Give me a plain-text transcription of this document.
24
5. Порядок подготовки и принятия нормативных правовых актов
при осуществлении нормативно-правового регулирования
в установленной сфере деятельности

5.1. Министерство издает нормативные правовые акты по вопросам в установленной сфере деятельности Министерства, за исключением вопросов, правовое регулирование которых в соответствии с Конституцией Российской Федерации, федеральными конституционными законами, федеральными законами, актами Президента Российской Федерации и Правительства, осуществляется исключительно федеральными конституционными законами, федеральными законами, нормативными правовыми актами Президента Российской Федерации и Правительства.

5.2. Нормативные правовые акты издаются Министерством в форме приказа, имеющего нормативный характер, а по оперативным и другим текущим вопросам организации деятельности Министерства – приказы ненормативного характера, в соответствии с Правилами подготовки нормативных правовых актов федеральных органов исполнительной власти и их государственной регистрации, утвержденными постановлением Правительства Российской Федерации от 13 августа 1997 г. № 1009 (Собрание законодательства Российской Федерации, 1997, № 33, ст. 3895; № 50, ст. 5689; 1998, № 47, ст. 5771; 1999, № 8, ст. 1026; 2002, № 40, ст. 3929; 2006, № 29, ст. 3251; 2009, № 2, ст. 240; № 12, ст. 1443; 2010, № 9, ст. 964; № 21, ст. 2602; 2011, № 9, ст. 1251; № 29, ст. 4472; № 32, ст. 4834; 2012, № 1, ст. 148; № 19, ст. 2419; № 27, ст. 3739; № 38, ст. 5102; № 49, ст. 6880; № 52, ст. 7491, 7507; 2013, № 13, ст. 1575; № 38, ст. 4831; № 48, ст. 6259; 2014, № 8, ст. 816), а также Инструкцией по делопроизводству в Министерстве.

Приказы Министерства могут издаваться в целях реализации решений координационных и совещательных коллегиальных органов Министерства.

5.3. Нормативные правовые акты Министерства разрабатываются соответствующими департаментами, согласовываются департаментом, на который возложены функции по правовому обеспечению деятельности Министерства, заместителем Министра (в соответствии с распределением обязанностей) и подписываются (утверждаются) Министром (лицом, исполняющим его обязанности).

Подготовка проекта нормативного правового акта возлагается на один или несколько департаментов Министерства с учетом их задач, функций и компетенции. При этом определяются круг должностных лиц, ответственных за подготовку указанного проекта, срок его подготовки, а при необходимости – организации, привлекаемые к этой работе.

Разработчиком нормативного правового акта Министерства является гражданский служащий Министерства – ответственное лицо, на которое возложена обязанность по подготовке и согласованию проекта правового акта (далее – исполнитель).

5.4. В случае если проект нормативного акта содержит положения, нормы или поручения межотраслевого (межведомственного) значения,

--------------------------------

Which lines hold the string "нормативных"? Copy all of them from the data above.

[Task solution]
5. Порядок подготовки и принятия нормативных правовых актов
5.2. Нормативные правовые акты издаются Министерством в форме приказа, имеющего нормативный характер, а по оперативным и другим текущим вопросам организации деятельности Министерства – приказы ненормативного характера, в соответствии с Правилами подготовки нормативных правовых актов федеральных органов исполнительной власти и их государственной регистрации, утвержденными постановлением Правительства Российской Федерации от 13 августа 1997 г. № 1009 (Собрание законодательства Российской Федерации, 1997, № 33, ст. 3895; № 50, ст. 5689; 1998, № 47, ст. 5771; 1999, № 8, ст. 1026; 2002, № 40, ст. 3929; 2006, № 29, ст. 3251; 2009, № 2, ст. 240; № 12, ст. 1443; 2010, № 9, ст. 964; № 21, ст. 2602; 2011, № 9, ст. 1251; № 29, ст. 4472; № 32, ст. 4834; 2012, № 1, ст. 148; № 19, ст. 2419; № 27, ст. 3739; № 38, ст. 5102; № 49, ст. 6880; № 52, ст. 7491, 7507; 2013, № 13, ст. 1575; № 38, ст. 4831; № 48, ст. 6259; 2014, № 8, ст. 816), а также Инструкцией по делопроизводству в Министерстве.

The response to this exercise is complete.